=== The exercise ===
Below are some entries. Copy each line that holds the string "object".

=== Exercise materials ===

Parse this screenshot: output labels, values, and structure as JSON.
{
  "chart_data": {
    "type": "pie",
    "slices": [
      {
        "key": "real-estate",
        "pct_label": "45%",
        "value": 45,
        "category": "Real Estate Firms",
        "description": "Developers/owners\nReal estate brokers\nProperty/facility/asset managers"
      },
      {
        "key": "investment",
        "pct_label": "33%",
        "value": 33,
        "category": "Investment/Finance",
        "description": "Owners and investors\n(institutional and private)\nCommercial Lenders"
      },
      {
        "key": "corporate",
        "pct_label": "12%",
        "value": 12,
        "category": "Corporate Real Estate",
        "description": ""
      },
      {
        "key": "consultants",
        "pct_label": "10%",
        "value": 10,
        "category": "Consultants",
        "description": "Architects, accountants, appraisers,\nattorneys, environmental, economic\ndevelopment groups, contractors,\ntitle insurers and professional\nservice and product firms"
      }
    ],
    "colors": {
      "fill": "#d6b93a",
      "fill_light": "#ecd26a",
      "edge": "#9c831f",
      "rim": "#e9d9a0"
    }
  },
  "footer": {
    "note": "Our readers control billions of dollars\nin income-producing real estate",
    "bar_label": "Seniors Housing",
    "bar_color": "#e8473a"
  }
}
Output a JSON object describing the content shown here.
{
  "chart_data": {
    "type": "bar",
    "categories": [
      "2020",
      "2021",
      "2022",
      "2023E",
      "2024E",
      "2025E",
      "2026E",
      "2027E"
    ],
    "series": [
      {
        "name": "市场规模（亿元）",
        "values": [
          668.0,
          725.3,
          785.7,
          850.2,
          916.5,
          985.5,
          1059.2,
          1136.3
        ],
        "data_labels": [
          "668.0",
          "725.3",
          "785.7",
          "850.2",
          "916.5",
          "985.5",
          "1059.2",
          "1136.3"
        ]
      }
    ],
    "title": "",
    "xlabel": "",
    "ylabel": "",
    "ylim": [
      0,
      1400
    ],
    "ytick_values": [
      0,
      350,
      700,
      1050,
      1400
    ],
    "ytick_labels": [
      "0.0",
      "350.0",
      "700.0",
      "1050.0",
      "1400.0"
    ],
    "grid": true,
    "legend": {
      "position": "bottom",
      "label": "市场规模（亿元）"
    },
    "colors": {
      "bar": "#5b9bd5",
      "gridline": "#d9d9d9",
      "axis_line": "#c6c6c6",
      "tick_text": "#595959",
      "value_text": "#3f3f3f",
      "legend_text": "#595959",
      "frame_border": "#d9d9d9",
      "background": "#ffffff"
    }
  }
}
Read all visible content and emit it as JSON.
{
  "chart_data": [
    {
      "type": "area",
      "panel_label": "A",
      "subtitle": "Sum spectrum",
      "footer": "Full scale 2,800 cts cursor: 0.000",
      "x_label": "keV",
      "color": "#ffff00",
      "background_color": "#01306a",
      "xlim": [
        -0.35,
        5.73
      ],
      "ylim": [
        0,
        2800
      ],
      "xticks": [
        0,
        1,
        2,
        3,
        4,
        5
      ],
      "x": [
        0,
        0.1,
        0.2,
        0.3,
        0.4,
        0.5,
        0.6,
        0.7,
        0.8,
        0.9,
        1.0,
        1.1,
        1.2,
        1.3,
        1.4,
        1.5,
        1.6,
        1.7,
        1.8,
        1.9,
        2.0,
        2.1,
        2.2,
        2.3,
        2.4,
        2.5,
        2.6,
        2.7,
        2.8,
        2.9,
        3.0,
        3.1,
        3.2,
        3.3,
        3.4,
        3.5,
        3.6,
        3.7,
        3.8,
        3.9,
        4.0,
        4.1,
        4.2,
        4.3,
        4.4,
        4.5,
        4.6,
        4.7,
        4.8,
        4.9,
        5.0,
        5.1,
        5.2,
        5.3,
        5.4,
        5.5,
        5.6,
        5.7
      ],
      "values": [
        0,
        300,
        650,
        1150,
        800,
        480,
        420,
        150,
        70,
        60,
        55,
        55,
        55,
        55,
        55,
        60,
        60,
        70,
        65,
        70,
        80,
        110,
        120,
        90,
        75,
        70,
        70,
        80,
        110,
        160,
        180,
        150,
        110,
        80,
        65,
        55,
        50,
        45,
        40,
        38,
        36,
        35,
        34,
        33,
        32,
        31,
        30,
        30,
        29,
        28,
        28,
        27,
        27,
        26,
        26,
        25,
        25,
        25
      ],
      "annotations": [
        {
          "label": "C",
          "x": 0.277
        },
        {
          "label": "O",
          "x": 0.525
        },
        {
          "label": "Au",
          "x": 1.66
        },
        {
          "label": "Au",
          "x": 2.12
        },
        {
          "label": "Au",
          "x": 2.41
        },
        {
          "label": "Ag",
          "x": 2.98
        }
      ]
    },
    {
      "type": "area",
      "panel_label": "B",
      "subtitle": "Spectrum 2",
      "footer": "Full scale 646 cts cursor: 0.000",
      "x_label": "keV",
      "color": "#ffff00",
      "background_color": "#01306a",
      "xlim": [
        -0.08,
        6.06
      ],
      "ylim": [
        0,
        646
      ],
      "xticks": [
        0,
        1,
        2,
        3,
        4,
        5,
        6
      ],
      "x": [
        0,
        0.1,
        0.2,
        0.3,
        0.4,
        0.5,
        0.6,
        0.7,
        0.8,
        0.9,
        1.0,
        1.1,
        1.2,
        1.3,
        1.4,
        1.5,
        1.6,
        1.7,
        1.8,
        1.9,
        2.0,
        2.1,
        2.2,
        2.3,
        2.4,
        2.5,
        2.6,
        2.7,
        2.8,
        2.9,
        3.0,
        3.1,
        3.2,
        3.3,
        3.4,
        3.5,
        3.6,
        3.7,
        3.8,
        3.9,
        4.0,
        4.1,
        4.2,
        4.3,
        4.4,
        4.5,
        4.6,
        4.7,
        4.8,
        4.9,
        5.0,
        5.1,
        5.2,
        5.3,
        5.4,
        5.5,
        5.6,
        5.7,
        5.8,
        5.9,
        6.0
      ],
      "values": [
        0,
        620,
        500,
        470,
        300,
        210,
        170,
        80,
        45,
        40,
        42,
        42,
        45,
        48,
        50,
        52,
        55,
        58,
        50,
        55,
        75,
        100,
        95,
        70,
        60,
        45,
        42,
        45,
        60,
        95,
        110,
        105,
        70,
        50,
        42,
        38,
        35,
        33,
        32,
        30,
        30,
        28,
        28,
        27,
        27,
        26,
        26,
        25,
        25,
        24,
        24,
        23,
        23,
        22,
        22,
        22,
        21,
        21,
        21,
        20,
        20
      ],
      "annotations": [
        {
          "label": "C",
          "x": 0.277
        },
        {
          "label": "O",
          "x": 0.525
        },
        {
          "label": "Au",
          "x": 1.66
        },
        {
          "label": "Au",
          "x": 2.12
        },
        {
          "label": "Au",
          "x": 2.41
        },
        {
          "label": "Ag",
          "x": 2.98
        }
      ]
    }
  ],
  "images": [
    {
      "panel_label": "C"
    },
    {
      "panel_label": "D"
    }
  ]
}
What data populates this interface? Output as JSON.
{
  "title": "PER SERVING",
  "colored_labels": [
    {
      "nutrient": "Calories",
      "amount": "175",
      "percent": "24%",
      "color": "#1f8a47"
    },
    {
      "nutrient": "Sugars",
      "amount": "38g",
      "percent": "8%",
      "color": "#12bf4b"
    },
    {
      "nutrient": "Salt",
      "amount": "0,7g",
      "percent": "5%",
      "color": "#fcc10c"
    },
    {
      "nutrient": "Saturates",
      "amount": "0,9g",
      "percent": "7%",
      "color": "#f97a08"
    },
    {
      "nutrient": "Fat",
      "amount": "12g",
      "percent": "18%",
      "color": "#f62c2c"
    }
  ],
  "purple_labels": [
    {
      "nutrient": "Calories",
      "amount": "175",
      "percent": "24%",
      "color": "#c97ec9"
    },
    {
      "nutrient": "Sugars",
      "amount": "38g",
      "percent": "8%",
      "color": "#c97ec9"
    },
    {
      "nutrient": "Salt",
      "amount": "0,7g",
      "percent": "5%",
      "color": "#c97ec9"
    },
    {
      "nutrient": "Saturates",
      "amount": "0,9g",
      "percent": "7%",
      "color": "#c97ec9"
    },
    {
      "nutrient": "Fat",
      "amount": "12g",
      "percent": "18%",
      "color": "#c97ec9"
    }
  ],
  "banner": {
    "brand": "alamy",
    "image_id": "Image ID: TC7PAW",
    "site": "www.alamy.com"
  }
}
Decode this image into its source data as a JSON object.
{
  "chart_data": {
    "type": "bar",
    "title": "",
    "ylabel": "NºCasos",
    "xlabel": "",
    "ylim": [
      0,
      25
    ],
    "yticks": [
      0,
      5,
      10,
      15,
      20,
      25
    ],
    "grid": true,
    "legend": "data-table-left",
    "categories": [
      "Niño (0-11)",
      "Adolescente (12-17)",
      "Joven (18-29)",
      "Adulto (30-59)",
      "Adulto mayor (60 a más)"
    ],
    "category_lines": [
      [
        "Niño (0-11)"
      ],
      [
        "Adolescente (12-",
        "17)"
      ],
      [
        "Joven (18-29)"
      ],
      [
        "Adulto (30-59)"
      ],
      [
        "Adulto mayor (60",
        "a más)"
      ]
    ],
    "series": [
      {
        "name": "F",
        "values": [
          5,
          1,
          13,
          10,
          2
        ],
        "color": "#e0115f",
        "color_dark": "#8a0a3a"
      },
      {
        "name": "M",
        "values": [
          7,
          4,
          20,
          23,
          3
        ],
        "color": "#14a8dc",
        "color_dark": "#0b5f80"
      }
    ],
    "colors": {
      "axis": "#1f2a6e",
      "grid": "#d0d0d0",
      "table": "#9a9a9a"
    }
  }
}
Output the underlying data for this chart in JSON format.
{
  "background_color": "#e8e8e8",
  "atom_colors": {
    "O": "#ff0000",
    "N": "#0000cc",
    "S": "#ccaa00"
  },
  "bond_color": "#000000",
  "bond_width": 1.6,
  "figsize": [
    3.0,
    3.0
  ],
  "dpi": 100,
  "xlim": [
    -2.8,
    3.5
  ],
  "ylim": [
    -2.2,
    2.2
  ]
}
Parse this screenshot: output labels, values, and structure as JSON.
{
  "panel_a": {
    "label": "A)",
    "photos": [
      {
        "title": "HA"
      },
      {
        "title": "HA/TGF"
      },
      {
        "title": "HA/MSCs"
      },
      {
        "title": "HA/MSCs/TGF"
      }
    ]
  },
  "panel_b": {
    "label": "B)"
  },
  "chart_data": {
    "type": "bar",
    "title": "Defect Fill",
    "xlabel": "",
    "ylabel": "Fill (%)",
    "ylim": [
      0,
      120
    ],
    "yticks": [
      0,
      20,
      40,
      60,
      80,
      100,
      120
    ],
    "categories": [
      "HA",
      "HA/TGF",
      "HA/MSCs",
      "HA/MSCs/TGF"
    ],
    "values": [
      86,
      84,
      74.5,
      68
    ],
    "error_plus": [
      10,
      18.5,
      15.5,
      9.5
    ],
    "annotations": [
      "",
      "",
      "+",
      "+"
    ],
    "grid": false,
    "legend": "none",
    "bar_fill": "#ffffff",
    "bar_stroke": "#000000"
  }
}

=== Right answer ===
Output a JSON object describing the content shown here.
Decode this image into its source data as a JSON object.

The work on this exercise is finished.